----- PROVIDED DATA

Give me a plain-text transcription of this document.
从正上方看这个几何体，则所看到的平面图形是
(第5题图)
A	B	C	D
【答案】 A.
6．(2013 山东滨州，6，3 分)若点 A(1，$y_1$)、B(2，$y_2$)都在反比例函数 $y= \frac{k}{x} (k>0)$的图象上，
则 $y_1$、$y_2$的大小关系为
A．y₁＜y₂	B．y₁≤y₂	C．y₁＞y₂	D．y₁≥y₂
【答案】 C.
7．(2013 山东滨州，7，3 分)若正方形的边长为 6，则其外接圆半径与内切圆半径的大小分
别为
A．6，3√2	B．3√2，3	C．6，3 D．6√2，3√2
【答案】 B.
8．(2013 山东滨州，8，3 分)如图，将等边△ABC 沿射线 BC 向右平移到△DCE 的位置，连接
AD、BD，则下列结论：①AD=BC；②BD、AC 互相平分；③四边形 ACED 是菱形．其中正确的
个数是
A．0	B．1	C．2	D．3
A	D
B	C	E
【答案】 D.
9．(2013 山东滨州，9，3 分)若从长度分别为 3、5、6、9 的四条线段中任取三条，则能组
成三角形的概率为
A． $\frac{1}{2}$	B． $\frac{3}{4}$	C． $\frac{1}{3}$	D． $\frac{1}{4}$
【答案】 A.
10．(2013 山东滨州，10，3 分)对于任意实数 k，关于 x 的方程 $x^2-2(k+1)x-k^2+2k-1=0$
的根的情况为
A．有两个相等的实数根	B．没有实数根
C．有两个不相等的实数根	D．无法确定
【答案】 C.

----------

(WRITTEN INSTRUCTION): Repeat the listing above without any change.

(EXERCISE RESPONSE):
Give me a plain-text transcription of this document.
从正上方看这个几何体，则所看到的平面图形是
(第5题图)
A	B	C	D
【答案】 A.
6．(2013 山东滨州，6，3 分)若点 A(1，$y_1$)、B(2，$y_2$)都在反比例函数 $y= \frac{k}{x} (k>0)$的图象上，
则 $y_1$、$y_2$的大小关系为
A．y₁＜y₂	B．y₁≤y₂	C．y₁＞y₂	D．y₁≥y₂
【答案】 C.
7．(2013 山东滨州，7，3 分)若正方形的边长为 6，则其外接圆半径与内切圆半径的大小分
别为
A．6，3√2	B．3√2，3	C．6，3 D．6√2，3√2
【答案】 B.
8．(2013 山东滨州，8，3 分)如图，将等边△ABC 沿射线 BC 向右平移到△DCE 的位置，连接
AD、BD，则下列结论：①AD=BC；②BD、AC 互相平分；③四边形 ACED 是菱形．其中正确的
个数是
A．0	B．1	C．2	D．3
A	D
B	C	E
【答案】 D.
9．(2013 山东滨州，9，3 分)若从长度分别为 3、5、6、9 的四条线段中任取三条，则能组
成三角形的概率为
A． $\frac{1}{2}$	B． $\frac{3}{4}$	C． $\frac{1}{3}$	D． $\frac{1}{4}$
【答案】 A.
10．(2013 山东滨州，10，3 分)对于任意实数 k，关于 x 的方程 $x^2-2(k+1)x-k^2+2k-1=0$
的根的情况为
A．有两个相等的实数根	B．没有实数根
C．有两个不相等的实数根	D．无法确定
【答案】 C.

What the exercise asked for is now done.